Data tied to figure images
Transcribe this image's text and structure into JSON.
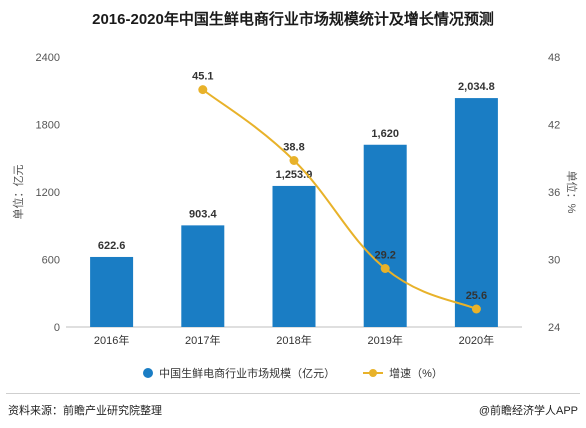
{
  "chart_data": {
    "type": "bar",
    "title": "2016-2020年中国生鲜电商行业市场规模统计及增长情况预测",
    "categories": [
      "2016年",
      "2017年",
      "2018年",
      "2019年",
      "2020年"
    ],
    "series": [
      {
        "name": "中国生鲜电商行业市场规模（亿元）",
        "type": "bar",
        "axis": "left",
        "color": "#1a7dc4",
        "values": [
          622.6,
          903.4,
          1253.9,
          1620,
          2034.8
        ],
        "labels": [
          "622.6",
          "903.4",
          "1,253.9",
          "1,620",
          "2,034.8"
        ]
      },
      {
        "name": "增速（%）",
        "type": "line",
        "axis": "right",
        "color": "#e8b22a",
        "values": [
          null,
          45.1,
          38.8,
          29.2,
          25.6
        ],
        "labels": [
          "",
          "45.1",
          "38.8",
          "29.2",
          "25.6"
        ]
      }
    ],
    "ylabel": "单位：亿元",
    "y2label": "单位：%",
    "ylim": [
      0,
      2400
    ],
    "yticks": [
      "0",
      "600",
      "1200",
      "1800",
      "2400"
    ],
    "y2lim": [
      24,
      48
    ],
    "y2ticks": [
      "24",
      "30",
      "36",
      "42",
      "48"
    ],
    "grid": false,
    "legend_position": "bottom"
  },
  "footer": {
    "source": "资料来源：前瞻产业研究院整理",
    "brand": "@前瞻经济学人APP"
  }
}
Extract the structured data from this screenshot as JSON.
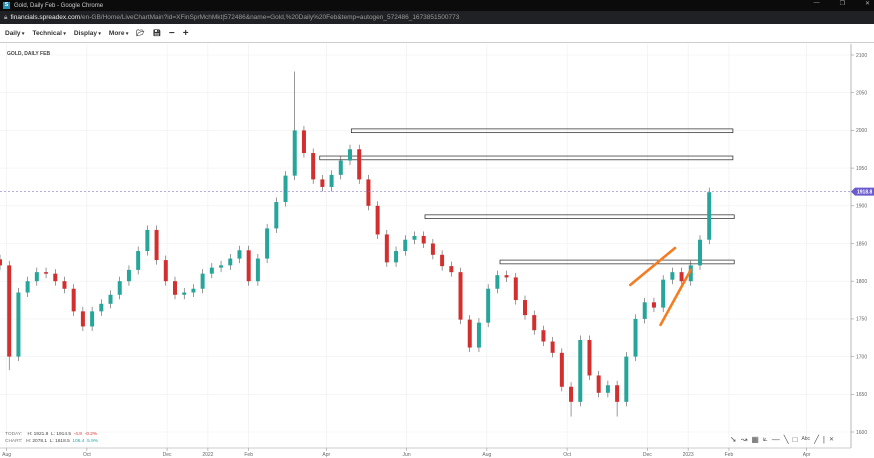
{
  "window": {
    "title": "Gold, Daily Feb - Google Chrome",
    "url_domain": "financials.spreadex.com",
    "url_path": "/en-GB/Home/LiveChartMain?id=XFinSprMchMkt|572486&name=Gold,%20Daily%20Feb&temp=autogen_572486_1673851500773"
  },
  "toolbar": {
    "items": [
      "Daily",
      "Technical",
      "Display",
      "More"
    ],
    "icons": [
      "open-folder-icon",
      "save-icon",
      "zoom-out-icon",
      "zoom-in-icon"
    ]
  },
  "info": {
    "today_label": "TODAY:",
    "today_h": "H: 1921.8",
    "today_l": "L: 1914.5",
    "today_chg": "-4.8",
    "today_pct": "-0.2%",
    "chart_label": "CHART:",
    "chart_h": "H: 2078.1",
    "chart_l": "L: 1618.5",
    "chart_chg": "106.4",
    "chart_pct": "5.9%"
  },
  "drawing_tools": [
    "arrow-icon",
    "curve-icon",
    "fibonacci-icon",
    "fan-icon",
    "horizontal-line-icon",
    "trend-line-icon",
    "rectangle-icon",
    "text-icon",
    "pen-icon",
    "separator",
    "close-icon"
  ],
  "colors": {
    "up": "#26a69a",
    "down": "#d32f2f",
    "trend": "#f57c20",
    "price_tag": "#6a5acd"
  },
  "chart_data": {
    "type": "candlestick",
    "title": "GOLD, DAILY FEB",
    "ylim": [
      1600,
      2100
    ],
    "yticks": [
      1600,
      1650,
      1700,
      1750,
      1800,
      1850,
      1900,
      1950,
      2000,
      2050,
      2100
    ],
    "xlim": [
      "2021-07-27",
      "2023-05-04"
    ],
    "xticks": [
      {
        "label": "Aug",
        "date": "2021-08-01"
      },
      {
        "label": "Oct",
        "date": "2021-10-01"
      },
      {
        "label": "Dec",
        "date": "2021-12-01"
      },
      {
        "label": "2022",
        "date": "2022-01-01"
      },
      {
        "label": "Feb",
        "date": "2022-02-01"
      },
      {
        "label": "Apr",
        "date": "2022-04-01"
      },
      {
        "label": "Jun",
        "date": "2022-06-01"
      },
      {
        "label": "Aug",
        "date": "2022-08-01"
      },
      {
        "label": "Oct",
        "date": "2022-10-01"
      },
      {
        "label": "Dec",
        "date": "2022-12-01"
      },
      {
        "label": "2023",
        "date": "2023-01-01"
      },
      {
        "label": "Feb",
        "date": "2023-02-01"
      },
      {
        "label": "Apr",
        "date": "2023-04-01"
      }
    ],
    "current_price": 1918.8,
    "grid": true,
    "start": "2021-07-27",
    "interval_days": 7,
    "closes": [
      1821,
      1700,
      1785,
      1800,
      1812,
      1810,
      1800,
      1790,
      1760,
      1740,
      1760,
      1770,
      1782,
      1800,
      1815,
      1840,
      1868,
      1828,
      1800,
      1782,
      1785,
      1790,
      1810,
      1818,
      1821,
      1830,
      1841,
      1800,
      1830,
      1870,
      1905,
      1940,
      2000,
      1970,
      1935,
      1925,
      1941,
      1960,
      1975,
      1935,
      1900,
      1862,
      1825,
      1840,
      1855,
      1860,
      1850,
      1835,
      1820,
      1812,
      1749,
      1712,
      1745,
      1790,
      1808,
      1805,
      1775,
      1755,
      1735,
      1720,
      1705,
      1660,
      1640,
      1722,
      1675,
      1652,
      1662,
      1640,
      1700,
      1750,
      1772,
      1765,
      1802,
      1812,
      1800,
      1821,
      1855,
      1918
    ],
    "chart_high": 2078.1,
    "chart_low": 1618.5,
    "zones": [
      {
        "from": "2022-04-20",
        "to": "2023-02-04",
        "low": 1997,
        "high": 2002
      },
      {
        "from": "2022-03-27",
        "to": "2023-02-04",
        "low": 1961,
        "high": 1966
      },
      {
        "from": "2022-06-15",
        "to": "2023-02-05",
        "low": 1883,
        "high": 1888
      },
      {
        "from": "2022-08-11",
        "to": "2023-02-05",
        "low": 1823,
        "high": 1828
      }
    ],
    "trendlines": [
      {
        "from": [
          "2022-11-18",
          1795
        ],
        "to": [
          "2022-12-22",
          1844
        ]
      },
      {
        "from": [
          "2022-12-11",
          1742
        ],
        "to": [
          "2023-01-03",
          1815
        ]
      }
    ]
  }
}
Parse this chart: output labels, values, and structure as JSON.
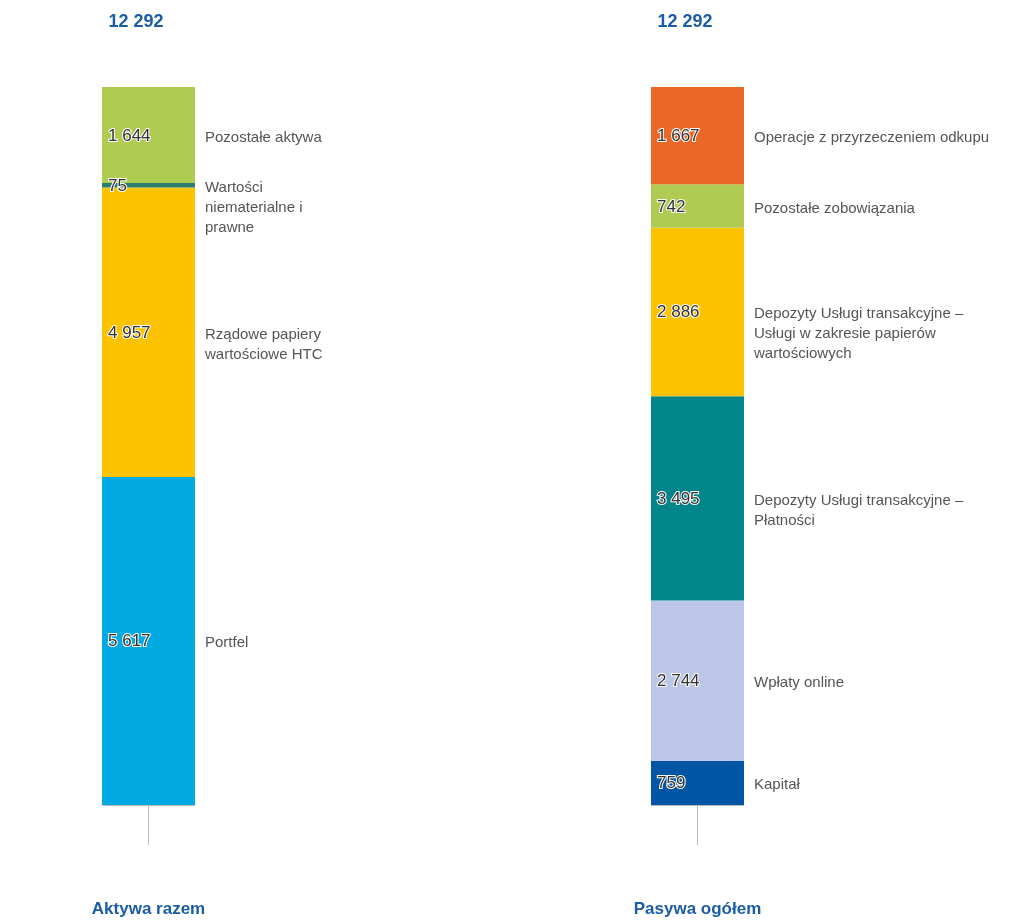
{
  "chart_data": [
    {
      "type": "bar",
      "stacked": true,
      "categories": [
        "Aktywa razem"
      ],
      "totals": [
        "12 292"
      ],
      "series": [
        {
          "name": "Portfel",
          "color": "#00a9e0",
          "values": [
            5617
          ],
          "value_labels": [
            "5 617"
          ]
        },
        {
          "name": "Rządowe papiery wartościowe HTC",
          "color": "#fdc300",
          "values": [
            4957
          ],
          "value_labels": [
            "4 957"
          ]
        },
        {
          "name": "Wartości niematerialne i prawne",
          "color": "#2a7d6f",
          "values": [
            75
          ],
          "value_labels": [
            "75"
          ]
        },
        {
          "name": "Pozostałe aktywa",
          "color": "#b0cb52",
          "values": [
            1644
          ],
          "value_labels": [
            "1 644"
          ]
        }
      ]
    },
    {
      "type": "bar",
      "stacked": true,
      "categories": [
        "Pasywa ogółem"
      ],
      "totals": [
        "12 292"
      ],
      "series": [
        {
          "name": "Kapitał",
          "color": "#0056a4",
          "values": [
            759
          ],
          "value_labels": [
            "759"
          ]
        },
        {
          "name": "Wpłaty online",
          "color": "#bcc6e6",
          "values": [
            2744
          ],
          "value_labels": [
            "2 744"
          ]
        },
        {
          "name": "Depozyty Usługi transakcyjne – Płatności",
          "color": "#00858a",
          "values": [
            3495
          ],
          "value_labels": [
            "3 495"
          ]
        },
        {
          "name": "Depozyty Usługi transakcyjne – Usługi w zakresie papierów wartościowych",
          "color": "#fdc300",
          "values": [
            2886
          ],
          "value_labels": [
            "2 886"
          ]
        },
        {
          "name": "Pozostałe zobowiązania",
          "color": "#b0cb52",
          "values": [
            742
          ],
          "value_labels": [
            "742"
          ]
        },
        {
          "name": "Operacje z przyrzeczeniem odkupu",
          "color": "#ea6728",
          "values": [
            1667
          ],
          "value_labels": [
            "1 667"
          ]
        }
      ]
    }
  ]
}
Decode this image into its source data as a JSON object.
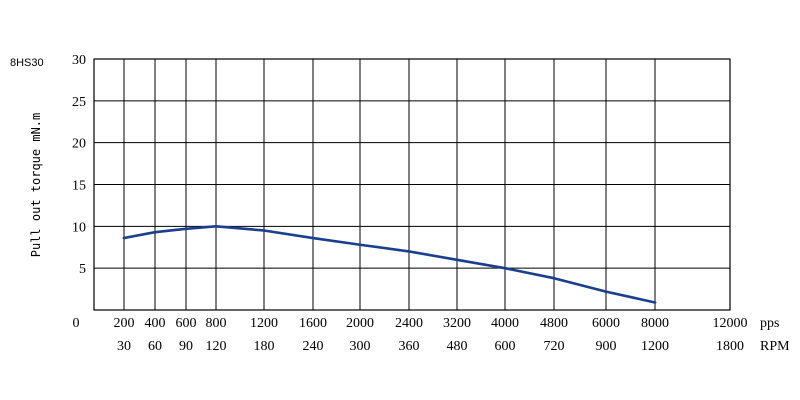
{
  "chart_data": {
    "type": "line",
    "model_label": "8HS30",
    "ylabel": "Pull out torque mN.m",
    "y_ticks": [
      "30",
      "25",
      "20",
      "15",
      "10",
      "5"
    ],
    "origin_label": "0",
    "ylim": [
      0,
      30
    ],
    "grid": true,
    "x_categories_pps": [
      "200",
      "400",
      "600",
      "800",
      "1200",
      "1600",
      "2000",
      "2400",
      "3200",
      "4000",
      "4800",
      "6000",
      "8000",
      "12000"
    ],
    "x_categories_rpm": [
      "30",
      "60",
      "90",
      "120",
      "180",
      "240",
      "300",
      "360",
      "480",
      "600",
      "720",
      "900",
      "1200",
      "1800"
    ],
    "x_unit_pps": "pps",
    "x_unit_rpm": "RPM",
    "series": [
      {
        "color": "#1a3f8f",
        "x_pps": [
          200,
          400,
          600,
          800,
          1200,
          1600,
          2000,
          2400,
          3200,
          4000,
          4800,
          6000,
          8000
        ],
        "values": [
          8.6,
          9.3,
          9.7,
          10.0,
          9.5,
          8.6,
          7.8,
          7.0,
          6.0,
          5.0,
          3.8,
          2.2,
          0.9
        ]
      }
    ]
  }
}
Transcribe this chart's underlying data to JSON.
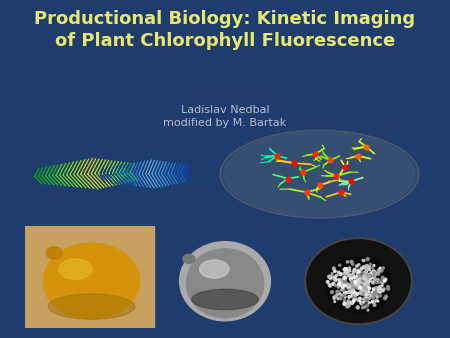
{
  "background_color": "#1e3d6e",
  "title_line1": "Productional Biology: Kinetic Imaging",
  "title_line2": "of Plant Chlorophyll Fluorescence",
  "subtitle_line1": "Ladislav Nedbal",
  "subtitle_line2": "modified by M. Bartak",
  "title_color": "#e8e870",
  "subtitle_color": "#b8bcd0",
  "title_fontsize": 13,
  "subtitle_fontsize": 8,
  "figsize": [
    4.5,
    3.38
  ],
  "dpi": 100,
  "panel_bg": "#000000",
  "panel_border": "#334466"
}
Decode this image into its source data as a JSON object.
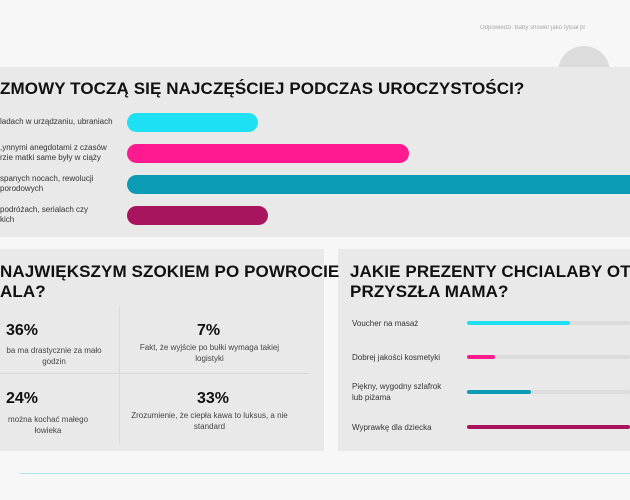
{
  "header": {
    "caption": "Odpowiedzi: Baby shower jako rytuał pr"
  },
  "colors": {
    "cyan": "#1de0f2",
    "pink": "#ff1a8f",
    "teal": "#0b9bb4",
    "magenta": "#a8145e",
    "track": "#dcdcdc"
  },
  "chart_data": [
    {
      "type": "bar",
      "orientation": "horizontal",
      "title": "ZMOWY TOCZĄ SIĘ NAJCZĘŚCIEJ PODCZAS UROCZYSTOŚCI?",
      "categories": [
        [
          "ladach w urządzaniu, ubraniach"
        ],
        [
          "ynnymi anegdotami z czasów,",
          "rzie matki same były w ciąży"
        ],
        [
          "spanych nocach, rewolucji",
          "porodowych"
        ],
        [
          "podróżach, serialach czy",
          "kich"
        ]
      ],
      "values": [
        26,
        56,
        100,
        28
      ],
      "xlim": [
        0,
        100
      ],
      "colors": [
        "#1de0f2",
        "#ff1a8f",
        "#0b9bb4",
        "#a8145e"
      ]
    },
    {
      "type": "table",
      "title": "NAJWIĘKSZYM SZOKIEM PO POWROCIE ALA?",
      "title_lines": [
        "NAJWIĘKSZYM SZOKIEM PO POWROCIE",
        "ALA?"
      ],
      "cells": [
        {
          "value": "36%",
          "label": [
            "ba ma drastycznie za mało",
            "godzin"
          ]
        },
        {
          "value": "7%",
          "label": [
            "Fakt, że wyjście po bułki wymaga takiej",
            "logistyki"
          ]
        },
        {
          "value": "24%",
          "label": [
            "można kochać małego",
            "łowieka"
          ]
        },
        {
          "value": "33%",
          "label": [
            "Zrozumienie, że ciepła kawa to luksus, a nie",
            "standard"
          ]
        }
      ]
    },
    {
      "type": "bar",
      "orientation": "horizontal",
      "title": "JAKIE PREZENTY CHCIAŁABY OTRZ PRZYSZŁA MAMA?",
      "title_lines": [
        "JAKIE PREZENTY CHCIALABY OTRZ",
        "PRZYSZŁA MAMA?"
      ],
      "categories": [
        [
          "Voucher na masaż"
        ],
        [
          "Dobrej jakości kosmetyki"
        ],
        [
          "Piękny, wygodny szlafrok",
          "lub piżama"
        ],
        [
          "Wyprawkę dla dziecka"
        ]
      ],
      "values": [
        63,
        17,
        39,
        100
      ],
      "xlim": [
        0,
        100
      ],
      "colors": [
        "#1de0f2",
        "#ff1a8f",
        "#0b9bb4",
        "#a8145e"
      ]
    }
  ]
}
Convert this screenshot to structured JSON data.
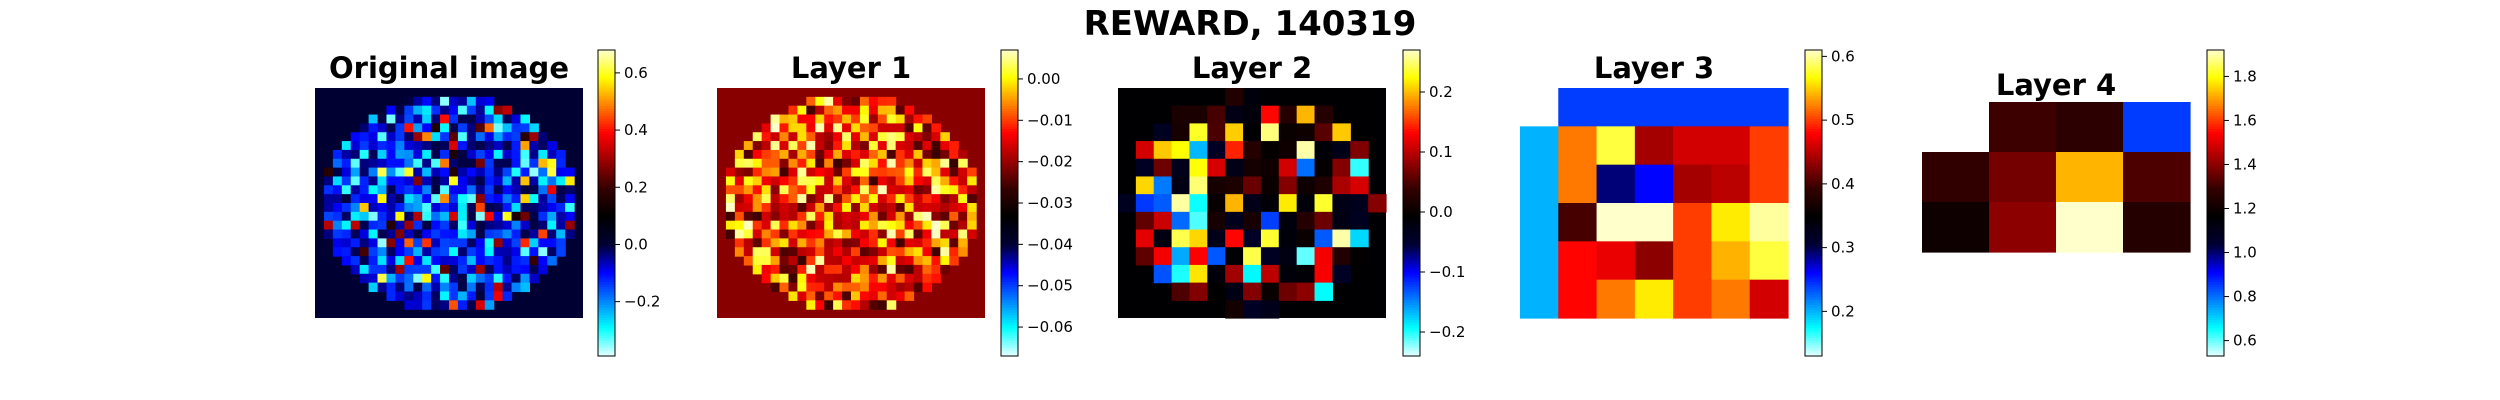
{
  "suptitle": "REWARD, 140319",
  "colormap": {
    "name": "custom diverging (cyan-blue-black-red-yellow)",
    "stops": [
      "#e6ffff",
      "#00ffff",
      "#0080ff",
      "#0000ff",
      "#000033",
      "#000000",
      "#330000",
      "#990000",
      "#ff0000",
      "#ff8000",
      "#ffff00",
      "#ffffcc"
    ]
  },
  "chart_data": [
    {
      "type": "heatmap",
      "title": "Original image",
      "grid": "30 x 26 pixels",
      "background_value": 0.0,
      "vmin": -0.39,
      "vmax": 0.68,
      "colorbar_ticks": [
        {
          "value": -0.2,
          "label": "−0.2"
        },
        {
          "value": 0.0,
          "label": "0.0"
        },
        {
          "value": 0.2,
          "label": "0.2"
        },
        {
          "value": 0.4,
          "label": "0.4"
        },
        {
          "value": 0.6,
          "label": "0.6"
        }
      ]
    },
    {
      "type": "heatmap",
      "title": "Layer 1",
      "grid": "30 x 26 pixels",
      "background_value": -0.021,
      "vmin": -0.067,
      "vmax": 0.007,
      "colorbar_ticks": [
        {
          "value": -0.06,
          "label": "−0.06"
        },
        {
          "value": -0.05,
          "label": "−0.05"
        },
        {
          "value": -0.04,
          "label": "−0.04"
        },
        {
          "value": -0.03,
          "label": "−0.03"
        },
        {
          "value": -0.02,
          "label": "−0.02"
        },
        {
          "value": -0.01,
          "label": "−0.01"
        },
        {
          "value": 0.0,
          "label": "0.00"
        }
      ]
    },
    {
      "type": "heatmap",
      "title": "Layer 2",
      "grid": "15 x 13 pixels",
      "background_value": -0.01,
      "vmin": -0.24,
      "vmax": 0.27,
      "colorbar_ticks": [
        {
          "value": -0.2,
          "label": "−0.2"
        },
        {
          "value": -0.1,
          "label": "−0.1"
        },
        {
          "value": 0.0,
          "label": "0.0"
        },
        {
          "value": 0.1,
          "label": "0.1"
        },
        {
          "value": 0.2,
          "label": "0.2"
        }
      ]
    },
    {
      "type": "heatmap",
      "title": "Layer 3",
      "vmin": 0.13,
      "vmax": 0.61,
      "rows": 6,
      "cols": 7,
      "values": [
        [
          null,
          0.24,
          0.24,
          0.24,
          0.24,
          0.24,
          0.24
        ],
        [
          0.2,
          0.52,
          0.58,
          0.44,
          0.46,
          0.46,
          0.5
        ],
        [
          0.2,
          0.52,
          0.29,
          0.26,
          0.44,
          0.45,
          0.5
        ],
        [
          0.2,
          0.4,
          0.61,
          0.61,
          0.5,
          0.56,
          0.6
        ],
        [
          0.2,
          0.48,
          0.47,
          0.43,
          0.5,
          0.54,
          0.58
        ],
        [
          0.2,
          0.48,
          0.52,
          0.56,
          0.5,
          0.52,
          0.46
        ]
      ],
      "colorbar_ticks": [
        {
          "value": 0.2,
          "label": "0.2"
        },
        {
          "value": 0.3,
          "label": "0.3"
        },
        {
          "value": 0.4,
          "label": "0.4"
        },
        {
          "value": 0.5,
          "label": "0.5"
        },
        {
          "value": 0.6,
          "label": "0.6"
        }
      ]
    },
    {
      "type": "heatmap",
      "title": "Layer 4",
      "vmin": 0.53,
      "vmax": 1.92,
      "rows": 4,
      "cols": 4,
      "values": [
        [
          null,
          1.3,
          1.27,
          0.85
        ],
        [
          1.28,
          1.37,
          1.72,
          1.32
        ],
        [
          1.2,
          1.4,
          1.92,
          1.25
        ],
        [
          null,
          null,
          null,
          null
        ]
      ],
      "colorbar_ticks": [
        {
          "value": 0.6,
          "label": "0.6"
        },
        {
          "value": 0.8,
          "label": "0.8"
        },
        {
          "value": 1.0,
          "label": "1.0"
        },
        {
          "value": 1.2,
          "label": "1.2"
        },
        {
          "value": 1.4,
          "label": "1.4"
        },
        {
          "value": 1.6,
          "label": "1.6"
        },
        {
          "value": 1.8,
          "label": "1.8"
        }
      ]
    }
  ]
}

* [GIVEN INSTRUCTION]:
Show the lines where the word "from" appears in the entries.

* [OUTPUT OF THE TASK]:
Extract the structured data from this screenshot as JSON.
        "from": "2022-04-20",
        "from": "2022-03-27",
        "from": "2022-06-15",
        "from": "2022-08-11",
        "from": [
        "from": [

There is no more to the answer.